Dataset records.
------------------------------------

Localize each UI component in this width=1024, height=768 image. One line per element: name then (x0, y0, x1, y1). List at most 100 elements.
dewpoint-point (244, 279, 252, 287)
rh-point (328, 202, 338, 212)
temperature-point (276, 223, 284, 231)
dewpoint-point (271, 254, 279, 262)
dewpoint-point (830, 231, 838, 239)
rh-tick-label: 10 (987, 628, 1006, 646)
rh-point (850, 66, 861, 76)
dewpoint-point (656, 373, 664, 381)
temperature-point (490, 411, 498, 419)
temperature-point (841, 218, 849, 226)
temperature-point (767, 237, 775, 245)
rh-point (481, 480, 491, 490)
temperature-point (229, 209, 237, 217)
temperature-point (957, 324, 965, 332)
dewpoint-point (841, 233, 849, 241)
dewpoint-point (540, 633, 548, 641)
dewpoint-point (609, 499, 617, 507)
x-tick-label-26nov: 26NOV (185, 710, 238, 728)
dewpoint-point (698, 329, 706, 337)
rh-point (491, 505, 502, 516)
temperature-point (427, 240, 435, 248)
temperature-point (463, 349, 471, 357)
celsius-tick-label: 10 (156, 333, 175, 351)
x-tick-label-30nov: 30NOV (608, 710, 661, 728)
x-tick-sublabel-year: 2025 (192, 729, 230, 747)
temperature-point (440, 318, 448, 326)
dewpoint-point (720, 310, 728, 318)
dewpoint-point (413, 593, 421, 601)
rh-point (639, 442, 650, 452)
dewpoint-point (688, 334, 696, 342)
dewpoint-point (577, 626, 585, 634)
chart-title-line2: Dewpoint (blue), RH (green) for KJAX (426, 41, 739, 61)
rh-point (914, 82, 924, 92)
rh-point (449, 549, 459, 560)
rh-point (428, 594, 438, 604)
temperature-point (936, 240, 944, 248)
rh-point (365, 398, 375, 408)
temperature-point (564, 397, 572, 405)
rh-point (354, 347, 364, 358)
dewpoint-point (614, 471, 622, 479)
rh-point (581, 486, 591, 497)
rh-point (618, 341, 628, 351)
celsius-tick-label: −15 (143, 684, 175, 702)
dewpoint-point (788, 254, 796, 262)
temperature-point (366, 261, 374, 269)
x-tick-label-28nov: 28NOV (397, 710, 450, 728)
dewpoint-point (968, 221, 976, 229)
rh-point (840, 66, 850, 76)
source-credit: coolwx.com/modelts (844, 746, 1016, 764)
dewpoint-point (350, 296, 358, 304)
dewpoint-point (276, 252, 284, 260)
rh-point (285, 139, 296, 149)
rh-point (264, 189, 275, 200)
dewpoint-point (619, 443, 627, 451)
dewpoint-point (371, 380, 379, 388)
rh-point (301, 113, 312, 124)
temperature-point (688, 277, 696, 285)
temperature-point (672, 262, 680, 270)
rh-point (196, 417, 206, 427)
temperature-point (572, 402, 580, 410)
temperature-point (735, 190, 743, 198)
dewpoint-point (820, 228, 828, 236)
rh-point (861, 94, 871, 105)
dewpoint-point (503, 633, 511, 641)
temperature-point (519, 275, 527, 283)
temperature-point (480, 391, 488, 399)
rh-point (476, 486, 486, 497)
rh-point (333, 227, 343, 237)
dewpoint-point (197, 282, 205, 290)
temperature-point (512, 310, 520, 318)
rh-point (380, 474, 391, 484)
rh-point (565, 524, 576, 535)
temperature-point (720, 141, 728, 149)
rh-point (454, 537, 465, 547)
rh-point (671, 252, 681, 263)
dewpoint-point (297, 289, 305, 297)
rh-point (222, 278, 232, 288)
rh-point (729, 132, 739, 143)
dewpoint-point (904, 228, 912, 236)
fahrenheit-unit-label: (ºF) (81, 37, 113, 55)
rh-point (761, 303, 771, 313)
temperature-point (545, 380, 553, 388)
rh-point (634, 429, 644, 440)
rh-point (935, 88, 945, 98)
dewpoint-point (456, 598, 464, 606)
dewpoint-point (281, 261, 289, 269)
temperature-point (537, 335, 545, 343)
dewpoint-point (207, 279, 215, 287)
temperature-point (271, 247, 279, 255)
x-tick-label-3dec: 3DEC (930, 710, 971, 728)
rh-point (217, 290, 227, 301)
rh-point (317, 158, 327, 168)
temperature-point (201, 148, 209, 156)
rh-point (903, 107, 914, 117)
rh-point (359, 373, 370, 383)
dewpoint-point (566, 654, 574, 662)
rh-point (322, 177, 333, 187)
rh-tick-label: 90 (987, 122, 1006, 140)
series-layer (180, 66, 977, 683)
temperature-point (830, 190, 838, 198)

------------------------------------

Short exercise. Rewrite the items above, switching each "rh-point" to "humidity-point" and leaving everything else unchanged.

Result of the task.
Localize each UI component in this width=1024, height=768 image. One line per element: name then (x0, y0, x1, y1). List at most 100 elements.
dewpoint-point (244, 279, 252, 287)
humidity-point (328, 202, 338, 212)
temperature-point (276, 223, 284, 231)
dewpoint-point (271, 254, 279, 262)
dewpoint-point (830, 231, 838, 239)
rh-tick-label: 10 (987, 628, 1006, 646)
humidity-point (850, 66, 861, 76)
dewpoint-point (656, 373, 664, 381)
temperature-point (490, 411, 498, 419)
temperature-point (841, 218, 849, 226)
temperature-point (767, 237, 775, 245)
humidity-point (481, 480, 491, 490)
temperature-point (229, 209, 237, 217)
temperature-point (957, 324, 965, 332)
dewpoint-point (841, 233, 849, 241)
dewpoint-point (540, 633, 548, 641)
dewpoint-point (609, 499, 617, 507)
x-tick-label-26nov: 26NOV (185, 710, 238, 728)
dewpoint-point (698, 329, 706, 337)
humidity-point (491, 505, 502, 516)
temperature-point (427, 240, 435, 248)
temperature-point (463, 349, 471, 357)
celsius-tick-label: 10 (156, 333, 175, 351)
x-tick-label-30nov: 30NOV (608, 710, 661, 728)
x-tick-sublabel-year: 2025 (192, 729, 230, 747)
temperature-point (440, 318, 448, 326)
dewpoint-point (720, 310, 728, 318)
dewpoint-point (413, 593, 421, 601)
humidity-point (639, 442, 650, 452)
dewpoint-point (688, 334, 696, 342)
dewpoint-point (577, 626, 585, 634)
chart-title-line2: Dewpoint (blue), RH (green) for KJAX (426, 41, 739, 61)
humidity-point (914, 82, 924, 92)
humidity-point (449, 549, 459, 560)
humidity-point (428, 594, 438, 604)
temperature-point (936, 240, 944, 248)
humidity-point (365, 398, 375, 408)
temperature-point (564, 397, 572, 405)
humidity-point (354, 347, 364, 358)
dewpoint-point (614, 471, 622, 479)
humidity-point (581, 486, 591, 497)
humidity-point (618, 341, 628, 351)
celsius-tick-label: −15 (143, 684, 175, 702)
dewpoint-point (788, 254, 796, 262)
temperature-point (366, 261, 374, 269)
x-tick-label-28nov: 28NOV (397, 710, 450, 728)
dewpoint-point (968, 221, 976, 229)
humidity-point (840, 66, 850, 76)
source-credit: coolwx.com/modelts (844, 746, 1016, 764)
dewpoint-point (350, 296, 358, 304)
dewpoint-point (276, 252, 284, 260)
humidity-point (285, 139, 296, 149)
humidity-point (264, 189, 275, 200)
dewpoint-point (619, 443, 627, 451)
dewpoint-point (371, 380, 379, 388)
humidity-point (301, 113, 312, 124)
temperature-point (688, 277, 696, 285)
temperature-point (672, 262, 680, 270)
humidity-point (196, 417, 206, 427)
temperature-point (572, 402, 580, 410)
temperature-point (735, 190, 743, 198)
dewpoint-point (820, 228, 828, 236)
humidity-point (861, 94, 871, 105)
dewpoint-point (503, 633, 511, 641)
temperature-point (519, 275, 527, 283)
temperature-point (480, 391, 488, 399)
humidity-point (476, 486, 486, 497)
humidity-point (333, 227, 343, 237)
dewpoint-point (197, 282, 205, 290)
temperature-point (512, 310, 520, 318)
humidity-point (380, 474, 391, 484)
humidity-point (565, 524, 576, 535)
temperature-point (720, 141, 728, 149)
humidity-point (454, 537, 465, 547)
humidity-point (671, 252, 681, 263)
dewpoint-point (297, 289, 305, 297)
humidity-point (222, 278, 232, 288)
humidity-point (729, 132, 739, 143)
dewpoint-point (904, 228, 912, 236)
fahrenheit-unit-label: (ºF) (81, 37, 113, 55)
humidity-point (761, 303, 771, 313)
temperature-point (545, 380, 553, 388)
humidity-point (634, 429, 644, 440)
humidity-point (935, 88, 945, 98)
dewpoint-point (456, 598, 464, 606)
dewpoint-point (281, 261, 289, 269)
temperature-point (537, 335, 545, 343)
dewpoint-point (207, 279, 215, 287)
temperature-point (271, 247, 279, 255)
x-tick-label-3dec: 3DEC (930, 710, 971, 728)
humidity-point (217, 290, 227, 301)
humidity-point (317, 158, 327, 168)
temperature-point (201, 148, 209, 156)
humidity-point (903, 107, 914, 117)
humidity-point (359, 373, 370, 383)
dewpoint-point (566, 654, 574, 662)
humidity-point (322, 177, 333, 187)
rh-tick-label: 90 (987, 122, 1006, 140)
series-layer (180, 66, 977, 683)
temperature-point (830, 190, 838, 198)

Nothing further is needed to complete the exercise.